▸ Document
##########

# Important upgrade to Nook Color released! (first comments after installing)



## The Hooded Claw (Oct 12, 2009)

I am at work so haven't checked it out myself, but Android Central reports the long-awaited NC upgrade that allows access to apps has been released. 

It should push out over the air soon if you leave your NC with wifi on, or you can download it from B&N and install it yourself. 

Presumably the B&N website has details. 

Sent from my Sprint EVO using Tapatalk


----------



## The Hooded Claw (Oct 12, 2009)

I've downloaded and installed the update, it was easy and took perhaps fifteen minutes. Do _NOT_ try to navigate to the Nook website on your Nook and download the file, I did this and it was a waste of time. Download it on your desktop here: http://www.barnesandnoble.com/u/nookcolor-support-software-update/379002520/?cds2Pid=35505

Resist your impulses, and do NOT unzip the file on your desktop.

The worst part is waiting for the Nook Color to go to sleep after you've moved the file onto the NC. Going to sleep starts the upgrade automatically, which doesn't take long. Once you've done it properly, it makes it very clear that you've successfully upgraded.

I've played with this for maybe 45 minutes, so I haven't given it a thorough workout, but I have some observations.

I think the browser is slightly improved, but not dramatically so. Double-tapping didn't zoom in on columns of text in the attempts I made to do it, which is a disappointment if the feature isn't there. I'm hoping I missed it somehow. Flash is supposed to be enabled, but I haven't tried it yet.

The music player is nicer, and feels more professional. Not a big deal, but nice. I haven't tried the video player yet.

Of course, what I was most interested in was the app store! You shop for apps just like any other B&N product, so (as far as I can tell) when you use the "search" field, apps will be mixed in your responses along with Nook Books and anything else you can buy on the Nook.

##########

▸ What is asked
A. From the observations in the Nook Color thread, list each feature of the upgrade that the poster reports on, including any not yet tried.
B. Based on the Nook Color thread, say whether each statement is accurate, answering yes or no and quoting the words that decide it: (i) Installing the update took about fifteen minutes. (ii) The poster advises unzipping the downloaded file on the desktop. (iii) Double-tapping zoomed in on columns of text in the poster's attempts.
C. Quote the Nook Color thread from "The worst part" to "video player yet.".
The entries have no connection to the Nook Color thread.

##########

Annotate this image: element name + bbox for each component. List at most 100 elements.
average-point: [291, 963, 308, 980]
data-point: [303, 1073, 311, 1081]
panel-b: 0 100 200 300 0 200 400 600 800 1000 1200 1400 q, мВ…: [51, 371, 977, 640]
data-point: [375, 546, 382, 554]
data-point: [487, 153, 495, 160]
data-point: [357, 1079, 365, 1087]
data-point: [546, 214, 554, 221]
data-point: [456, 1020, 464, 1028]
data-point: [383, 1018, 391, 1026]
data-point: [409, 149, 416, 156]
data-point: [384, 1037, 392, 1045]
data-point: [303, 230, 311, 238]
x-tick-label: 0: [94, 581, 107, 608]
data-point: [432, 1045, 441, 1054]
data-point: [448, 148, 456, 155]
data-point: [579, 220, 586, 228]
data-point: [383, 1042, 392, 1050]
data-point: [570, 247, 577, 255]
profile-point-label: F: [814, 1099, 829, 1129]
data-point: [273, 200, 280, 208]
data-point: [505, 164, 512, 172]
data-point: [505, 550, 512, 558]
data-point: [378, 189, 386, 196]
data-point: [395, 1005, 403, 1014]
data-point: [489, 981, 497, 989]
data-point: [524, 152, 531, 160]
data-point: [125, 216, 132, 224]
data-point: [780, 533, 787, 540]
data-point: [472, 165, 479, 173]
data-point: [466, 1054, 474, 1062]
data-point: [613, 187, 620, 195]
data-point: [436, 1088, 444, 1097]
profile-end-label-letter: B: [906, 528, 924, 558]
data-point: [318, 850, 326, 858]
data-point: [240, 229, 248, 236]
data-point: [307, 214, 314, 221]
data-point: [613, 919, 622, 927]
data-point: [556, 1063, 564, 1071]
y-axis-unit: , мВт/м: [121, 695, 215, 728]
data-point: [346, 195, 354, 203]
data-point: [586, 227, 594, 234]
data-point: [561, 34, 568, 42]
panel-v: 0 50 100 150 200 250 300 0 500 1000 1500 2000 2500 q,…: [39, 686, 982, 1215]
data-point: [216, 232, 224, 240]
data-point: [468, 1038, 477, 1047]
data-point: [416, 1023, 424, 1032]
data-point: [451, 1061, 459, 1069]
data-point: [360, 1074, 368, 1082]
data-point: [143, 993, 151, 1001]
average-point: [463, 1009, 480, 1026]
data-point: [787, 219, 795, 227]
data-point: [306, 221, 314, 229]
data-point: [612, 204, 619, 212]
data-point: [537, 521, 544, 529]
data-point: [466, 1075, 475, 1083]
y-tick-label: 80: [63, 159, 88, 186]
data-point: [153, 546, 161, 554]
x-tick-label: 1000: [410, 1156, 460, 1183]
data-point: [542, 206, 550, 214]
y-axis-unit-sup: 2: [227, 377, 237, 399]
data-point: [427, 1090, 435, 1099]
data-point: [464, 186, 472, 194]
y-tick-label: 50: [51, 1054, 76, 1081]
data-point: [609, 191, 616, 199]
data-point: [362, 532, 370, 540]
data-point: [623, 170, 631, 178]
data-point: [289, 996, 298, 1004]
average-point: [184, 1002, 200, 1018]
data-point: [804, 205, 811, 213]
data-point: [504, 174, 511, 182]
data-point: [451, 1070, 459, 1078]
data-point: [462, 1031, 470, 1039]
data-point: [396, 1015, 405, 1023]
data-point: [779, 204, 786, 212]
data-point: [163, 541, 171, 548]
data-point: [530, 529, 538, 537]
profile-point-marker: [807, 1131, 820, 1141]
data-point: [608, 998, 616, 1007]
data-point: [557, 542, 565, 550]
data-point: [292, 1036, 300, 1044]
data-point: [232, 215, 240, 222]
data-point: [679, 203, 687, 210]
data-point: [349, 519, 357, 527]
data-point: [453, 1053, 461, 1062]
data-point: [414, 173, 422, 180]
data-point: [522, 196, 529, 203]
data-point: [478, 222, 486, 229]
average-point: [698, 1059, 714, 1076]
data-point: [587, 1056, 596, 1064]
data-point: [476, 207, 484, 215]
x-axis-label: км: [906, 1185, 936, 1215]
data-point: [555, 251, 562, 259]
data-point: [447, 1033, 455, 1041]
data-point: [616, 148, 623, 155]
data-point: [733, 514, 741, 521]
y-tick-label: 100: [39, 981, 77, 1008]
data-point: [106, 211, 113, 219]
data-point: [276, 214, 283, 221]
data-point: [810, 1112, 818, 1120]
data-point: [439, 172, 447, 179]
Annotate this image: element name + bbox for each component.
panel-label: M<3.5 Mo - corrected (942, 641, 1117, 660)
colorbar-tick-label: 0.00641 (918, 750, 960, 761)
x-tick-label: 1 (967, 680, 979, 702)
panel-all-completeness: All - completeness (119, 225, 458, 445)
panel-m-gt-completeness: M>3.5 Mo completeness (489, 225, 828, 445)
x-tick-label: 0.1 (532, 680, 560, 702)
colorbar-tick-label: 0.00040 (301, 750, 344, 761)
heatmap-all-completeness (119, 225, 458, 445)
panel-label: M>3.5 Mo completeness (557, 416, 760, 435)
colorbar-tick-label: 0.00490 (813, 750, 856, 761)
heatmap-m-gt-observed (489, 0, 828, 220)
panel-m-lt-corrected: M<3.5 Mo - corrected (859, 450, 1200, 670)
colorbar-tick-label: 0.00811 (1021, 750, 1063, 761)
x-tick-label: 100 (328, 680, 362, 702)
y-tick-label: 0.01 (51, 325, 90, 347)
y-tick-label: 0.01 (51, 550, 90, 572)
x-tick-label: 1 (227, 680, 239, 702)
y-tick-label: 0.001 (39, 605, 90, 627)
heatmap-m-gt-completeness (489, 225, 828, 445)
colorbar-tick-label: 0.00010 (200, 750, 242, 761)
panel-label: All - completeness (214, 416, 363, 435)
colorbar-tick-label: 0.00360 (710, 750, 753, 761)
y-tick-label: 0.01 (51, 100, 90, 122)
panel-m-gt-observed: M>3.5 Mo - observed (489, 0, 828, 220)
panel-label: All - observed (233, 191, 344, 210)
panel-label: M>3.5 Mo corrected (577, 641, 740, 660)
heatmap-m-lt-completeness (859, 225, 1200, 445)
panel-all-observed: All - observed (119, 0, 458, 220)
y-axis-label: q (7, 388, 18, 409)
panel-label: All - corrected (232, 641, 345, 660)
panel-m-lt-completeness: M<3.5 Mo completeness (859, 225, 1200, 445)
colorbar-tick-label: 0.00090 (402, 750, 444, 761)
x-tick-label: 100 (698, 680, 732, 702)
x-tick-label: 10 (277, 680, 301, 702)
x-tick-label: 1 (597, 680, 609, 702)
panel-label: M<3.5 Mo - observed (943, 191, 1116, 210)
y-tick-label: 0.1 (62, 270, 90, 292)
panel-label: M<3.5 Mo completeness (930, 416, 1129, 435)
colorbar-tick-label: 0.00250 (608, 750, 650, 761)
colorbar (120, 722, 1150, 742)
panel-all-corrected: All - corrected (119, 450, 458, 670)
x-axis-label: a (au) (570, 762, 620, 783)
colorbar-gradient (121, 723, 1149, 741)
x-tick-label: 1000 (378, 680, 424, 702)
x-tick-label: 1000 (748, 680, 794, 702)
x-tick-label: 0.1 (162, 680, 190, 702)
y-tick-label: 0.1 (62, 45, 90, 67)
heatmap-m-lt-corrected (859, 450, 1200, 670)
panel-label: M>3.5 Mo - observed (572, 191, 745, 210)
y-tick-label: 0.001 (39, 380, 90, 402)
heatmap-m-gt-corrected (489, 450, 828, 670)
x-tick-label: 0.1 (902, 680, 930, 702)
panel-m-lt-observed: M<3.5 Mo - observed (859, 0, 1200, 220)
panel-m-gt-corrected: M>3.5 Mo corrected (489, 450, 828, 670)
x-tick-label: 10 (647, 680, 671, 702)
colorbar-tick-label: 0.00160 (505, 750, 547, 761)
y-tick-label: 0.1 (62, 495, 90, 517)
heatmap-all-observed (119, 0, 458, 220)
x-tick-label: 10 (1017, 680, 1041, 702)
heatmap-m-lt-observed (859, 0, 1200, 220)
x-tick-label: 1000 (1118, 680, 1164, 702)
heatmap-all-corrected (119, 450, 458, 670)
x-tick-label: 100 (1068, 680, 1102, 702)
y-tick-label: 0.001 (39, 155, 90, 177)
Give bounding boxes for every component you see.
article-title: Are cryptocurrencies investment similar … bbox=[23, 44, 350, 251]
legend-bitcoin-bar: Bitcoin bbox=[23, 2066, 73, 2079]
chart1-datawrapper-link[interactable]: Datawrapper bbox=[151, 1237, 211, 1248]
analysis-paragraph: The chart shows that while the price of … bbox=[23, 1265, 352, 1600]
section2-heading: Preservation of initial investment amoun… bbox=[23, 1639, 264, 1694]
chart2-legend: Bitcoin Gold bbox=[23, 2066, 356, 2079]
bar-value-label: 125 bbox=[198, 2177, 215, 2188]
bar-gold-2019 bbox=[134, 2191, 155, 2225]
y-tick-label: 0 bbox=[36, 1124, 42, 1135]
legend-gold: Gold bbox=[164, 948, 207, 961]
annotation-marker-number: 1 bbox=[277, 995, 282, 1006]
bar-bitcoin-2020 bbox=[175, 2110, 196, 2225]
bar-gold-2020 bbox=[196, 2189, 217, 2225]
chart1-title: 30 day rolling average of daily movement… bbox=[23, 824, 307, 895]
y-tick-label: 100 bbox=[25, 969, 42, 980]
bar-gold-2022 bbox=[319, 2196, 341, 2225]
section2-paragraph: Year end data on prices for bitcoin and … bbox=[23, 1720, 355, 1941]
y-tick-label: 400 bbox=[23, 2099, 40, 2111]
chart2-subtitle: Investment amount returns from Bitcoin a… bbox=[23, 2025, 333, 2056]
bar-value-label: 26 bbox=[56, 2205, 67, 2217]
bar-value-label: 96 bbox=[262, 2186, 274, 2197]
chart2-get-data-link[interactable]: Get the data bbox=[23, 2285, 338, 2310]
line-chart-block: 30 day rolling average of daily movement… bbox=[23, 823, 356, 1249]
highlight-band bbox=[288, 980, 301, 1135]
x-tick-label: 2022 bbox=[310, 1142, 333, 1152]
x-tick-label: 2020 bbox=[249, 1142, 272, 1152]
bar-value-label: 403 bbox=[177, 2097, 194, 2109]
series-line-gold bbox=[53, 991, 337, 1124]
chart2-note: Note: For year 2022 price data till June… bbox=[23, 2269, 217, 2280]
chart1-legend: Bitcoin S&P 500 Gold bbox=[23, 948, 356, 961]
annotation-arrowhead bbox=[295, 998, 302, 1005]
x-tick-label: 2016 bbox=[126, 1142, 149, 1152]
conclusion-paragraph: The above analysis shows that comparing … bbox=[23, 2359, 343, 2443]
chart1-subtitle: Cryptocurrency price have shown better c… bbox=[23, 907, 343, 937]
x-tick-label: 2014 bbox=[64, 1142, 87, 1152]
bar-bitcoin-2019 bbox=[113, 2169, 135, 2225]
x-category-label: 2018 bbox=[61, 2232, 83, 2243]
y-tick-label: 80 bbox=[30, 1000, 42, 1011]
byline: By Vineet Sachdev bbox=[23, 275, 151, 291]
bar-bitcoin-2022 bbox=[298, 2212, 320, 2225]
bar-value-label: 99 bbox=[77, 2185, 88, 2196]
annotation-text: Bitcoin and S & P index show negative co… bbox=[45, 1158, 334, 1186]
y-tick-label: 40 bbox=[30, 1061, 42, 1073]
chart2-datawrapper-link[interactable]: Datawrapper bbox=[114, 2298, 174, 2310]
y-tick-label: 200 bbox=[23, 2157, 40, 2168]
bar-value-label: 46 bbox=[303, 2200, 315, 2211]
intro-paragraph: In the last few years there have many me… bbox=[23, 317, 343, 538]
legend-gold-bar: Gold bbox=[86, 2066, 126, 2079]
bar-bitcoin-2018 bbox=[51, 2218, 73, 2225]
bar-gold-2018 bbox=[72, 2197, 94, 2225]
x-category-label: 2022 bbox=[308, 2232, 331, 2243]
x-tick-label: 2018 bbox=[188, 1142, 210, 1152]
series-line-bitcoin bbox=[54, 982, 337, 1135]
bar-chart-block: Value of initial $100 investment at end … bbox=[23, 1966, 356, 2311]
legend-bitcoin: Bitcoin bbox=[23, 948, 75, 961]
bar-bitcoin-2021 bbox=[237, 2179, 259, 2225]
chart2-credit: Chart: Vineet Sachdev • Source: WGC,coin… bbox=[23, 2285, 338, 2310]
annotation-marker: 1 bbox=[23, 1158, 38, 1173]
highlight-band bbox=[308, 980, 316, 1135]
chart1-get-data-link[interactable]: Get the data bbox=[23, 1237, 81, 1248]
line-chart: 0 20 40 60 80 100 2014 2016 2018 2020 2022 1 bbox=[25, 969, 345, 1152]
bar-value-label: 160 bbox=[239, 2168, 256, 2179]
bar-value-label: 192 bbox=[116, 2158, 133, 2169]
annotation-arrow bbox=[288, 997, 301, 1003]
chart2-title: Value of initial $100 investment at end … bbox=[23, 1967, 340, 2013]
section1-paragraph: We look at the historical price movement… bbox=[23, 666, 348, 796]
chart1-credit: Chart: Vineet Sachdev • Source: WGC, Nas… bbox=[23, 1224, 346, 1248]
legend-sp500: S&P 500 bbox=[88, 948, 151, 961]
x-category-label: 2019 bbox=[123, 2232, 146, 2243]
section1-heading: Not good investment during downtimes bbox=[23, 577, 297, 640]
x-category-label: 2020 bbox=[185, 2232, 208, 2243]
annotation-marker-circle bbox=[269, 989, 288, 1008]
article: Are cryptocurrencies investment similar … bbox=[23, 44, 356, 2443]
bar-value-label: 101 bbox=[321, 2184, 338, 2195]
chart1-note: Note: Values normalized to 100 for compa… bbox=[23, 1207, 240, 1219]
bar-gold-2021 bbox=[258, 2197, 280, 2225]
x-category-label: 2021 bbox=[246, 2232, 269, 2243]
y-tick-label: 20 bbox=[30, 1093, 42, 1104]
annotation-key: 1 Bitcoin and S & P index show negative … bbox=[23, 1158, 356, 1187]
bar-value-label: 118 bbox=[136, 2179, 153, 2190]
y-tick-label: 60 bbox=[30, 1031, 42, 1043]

##########

▸ Expected responses
A.
- Browser
- Flash
- Music player
- Video player
- App store

B.
(i) Yes: "it was easy and took perhaps fifteen minutes"
(ii) No: "do NOT unzip the file on your desktop"
(iii) No: "Double-tapping didn't zoom in on columns of text in the attempts I made to do it"

C.
The worst part is waiting for the Nook Color to go to sleep after you've moved the file onto the NC. Going to sleep starts the upgrade automatically, which doesn't take long. Once you've done it properly, it makes it very clear that you've successfully upgraded.

I've played with this for maybe 45 minutes, so I haven't given it a thorough workout, but I have some observations.

I think the browser is slightly improved, but not dramatically so. Double-tapping didn't zoom in on columns of text in the attempts I made to do it, which is a disappointment if the feature isn't there. I'm hoping I missed it somehow. Flash is supposed to be enabled, but I haven't tried it yet.

The music player is nicer, and feels more professional. Not a big deal, but nice. I haven't tried the video player yet.